◆ Given request ◆
Express the lines of the records starting at the line containing "toolbar-button[interactable]: ✂ [226,158,240,167]" and ending at the line containing "new-tab-button[interactable]: + [696,5,718,22]" as a JSON list of strings, one string per line, leaving out blank lines.

-- -- --

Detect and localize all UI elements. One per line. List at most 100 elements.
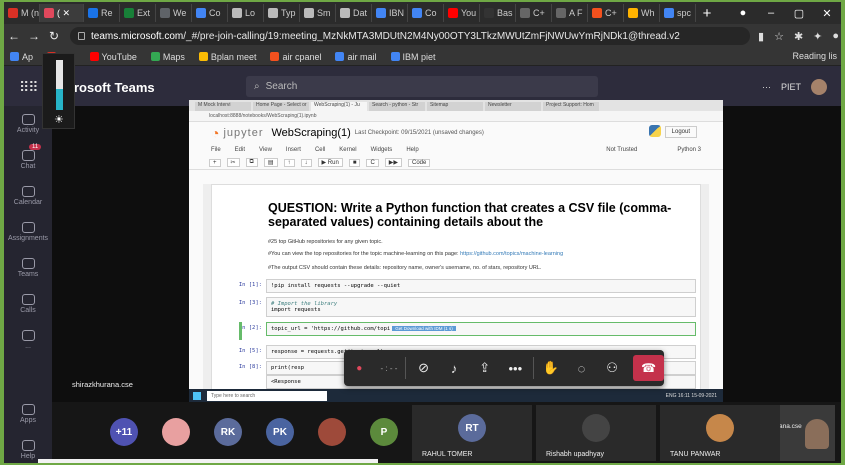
toolbar-button[interactable]: ✂ [226,158,240,167]
chat-icon[interactable]: ◌ [566,350,597,386]
participant-avatar[interactable] [162,418,190,446]
address-bar[interactable]: teams.microsoft.com/_#/pre-join-calling/… [70,27,750,45]
menu-item[interactable]: Insert [286,147,301,153]
browser-tab[interactable]: Bas [480,4,516,22]
browser-tab[interactable]: Lo [228,4,264,22]
browser-tab[interactable]: Ext [120,4,156,22]
toolbar-button[interactable]: ⧉ [245,158,258,167]
bookmark[interactable]: Ap [10,52,33,62]
back-icon[interactable]: ← [4,29,24,43]
app-launcher-icon[interactable]: ⠿⠿ [19,79,38,96]
camera-blocked-icon[interactable]: ▮ [758,30,764,43]
more-options-icon[interactable]: ··· [762,82,771,92]
brightness-popup[interactable]: ☀ [42,53,75,129]
star-icon[interactable]: ☆ [774,30,784,43]
logout-button[interactable]: Logout [664,126,697,138]
browser-tab[interactable]: IBN [372,4,408,22]
menu-item[interactable]: Cell [315,147,325,153]
participant-avatar[interactable]: PK [266,418,294,446]
forward-icon[interactable]: → [24,29,44,43]
browser-tab[interactable]: We [156,4,192,22]
minimize-icon[interactable]: – [757,7,785,19]
browser-tab[interactable]: C+ [516,4,552,22]
new-tab-button[interactable]: + [696,5,718,22]
toolbar-button[interactable]: Code [408,158,431,167]
toolbar-button[interactable]: ■ [348,158,361,167]
overflow-count[interactable]: +11 [110,418,138,446]
bookmark[interactable]: Bplan meet [198,52,256,62]
browser-tab[interactable]: spc [660,4,696,22]
raise-hand-icon[interactable]: ✋ [536,350,567,386]
menu-item[interactable]: Help [406,147,418,153]
rail-item-chat[interactable]: Chat 11 [4,142,52,178]
maximize-icon[interactable]: ▢ [785,7,813,20]
toolbar-button[interactable]: ↑ [283,158,295,167]
browser-tab[interactable]: Dat [336,4,372,22]
menu-item[interactable]: Edit [235,147,245,153]
rail-item-apps[interactable]: Apps [4,396,52,432]
taskbar-search[interactable]: Type here to search [207,391,327,401]
participant-avatar[interactable]: RK [214,418,242,446]
topic-link[interactable]: https://github.com/topics/machine-learni… [460,251,563,257]
record-indicator-icon[interactable]: ● [729,7,757,19]
browser-tab[interactable]: M (nc [4,4,40,22]
bookmark[interactable]: YouTube [89,52,137,62]
rail-item-calls[interactable]: Calls [4,286,52,322]
toolbar-button[interactable]: ▶▶ [384,158,403,167]
more-actions-icon[interactable]: ••• [500,350,531,386]
browser-tab[interactable]: You [444,4,480,22]
idm-download-chip[interactable]: Get Download with IDM (1 s) [392,326,456,331]
profile-icon[interactable]: ● [832,30,839,43]
browser-tab[interactable]: Typ [264,4,300,22]
rail-item-teams[interactable]: Teams [4,250,52,286]
reload-icon[interactable]: ↻ [44,29,64,43]
brightness-slider[interactable] [56,60,63,110]
participant-tile[interactable]: TANU PANWAR [660,405,780,461]
menu-item[interactable]: Kernel [339,147,356,153]
record-icon[interactable]: ● [344,350,375,386]
search-box[interactable]: ⌕ Search [246,76,598,97]
code-cell[interactable]: topic_url = 'https://github.com/topi Get … [266,322,696,336]
close-icon[interactable]: ✕ [813,7,841,20]
participant-tile[interactable]: RT RAHUL TOMER [412,405,532,461]
participant-avatar[interactable] [318,418,346,446]
share-screen-icon[interactable]: ⇪ [469,350,500,386]
menu-item[interactable]: View [259,147,272,153]
toolbar-button[interactable]: ▤ [263,158,278,167]
toolbar-button[interactable]: + [209,158,221,167]
rail-item-calendar[interactable]: Calendar [4,178,52,214]
rail-item-assignments[interactable]: Assignments [4,214,52,250]
bookmark[interactable]: air mail [335,52,377,62]
trust-status[interactable]: Not Trusted [606,147,637,153]
toolbar-button[interactable]: ↓ [300,158,312,167]
bookmark[interactable]: Maps [150,52,185,62]
browser-tab[interactable]: Co [408,4,444,22]
browser-tab[interactable]: A F [552,4,588,22]
code-cell[interactable]: !pip install requests --upgrade --quiet [266,279,696,293]
browser-tab[interactable]: Wh [624,4,660,22]
participant-tile[interactable]: Rishabh upadhyay [536,405,656,461]
windows-start-icon[interactable] [193,392,201,400]
browser-tab[interactable]: Co [192,4,228,22]
bookmark[interactable]: IBM piet [390,52,436,62]
leave-call-button[interactable]: ☎ [633,355,664,381]
mic-off-icon[interactable]: ♪ [439,350,470,386]
user-avatar[interactable] [811,79,827,95]
participant-avatar[interactable]: P [370,418,398,446]
camera-off-icon[interactable]: ⊘ [408,350,439,386]
browser-tab[interactable]: ( ✕ [40,4,84,22]
participants-icon[interactable]: ⚇ [597,350,628,386]
reading-list[interactable]: Reading lis [792,51,837,61]
puzzle-icon[interactable]: ✦ [813,30,822,43]
rail-item-[interactable]: ... [4,322,52,358]
bookmark[interactable]: air cpanel [270,52,321,62]
extension-icon[interactable]: ✱ [794,30,803,43]
toolbar-button[interactable]: C [366,158,379,167]
browser-tab[interactable]: Re [84,4,120,22]
toolbar-button[interactable]: ▶ Run [317,158,343,167]
browser-tab[interactable]: Sm [300,4,336,22]
browser-tab[interactable]: C+ [588,4,624,22]
menu-item[interactable]: Widgets [371,147,393,153]
notebook-title[interactable]: WebScraping(1) [272,127,351,139]
code-cell[interactable]: # Import the library import requests [266,297,696,317]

-- -- --

◆ Response for this exercise ◆
[
  "toolbar-button[interactable]: ✂ [226,158,240,167]",
  "chat-icon[interactable]: ◌ [566,350,597,386]",
  "participant-avatar[interactable] [162,418,190,446]",
  "address-bar[interactable]: teams.microsoft.com/_#/pre-join-calling/… [70,27,750,45]",
  "menu-item[interactable]: Insert [286,147,301,153]",
  "browser-tab[interactable]: Bas [480,4,516,22]",
  "browser-tab[interactable]: Lo [228,4,264,22]",
  "browser-tab[interactable]: Ext [120,4,156,22]",
  "toolbar-button[interactable]: ⧉ [245,158,258,167]",
  "bookmark[interactable]: Ap [10,52,33,62]",
  "back-icon[interactable]: ← [4,29,24,43]",
  "app-launcher-icon[interactable]: ⠿⠿ [19,79,38,96]",
  "camera-blocked-icon[interactable]: ▮ [758,30,764,43]",
  "more-options-icon[interactable]: ··· [762,82,771,92]",
  "brightness-popup[interactable]: ☀ [42,53,75,129]",
  "star-icon[interactable]: ☆ [774,30,784,43]",
  "logout-button[interactable]: Logout [664,126,697,138]",
  "browser-tab[interactable]: IBN [372,4,408,22]",
  "menu-item[interactable]: Cell [315,147,325,153]",
  "participant-avatar[interactable]: PK [266,418,294,446]",
  "forward-icon[interactable]: → [24,29,44,43]",
  "browser-tab[interactable]: We [156,4,192,22]",
  "minimize-icon[interactable]: – [757,7,785,19]",
  "browser-tab[interactable]: C+ [516,4,552,22]",
  "new-tab-button[interactable]: + [696,5,718,22]"
]